Collected data —
(begin)
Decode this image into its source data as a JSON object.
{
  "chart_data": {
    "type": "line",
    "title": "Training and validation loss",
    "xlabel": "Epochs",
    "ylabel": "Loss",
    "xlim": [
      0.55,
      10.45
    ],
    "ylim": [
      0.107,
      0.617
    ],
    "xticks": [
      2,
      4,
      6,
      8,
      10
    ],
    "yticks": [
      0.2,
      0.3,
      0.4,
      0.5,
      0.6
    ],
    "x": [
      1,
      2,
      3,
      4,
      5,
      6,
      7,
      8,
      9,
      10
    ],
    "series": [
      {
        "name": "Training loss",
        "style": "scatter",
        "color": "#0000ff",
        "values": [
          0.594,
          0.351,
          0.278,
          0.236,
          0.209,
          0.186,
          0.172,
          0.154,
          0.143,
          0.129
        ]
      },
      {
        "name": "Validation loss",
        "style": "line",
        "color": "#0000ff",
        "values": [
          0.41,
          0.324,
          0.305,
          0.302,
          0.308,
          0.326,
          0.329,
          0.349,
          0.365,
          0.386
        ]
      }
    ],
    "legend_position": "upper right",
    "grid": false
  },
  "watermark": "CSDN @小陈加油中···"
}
(end)
Given exercise —
Copy each line of the data above that holds "name".

Task output —
        "name": "Training loss",
        "name": "Validation loss",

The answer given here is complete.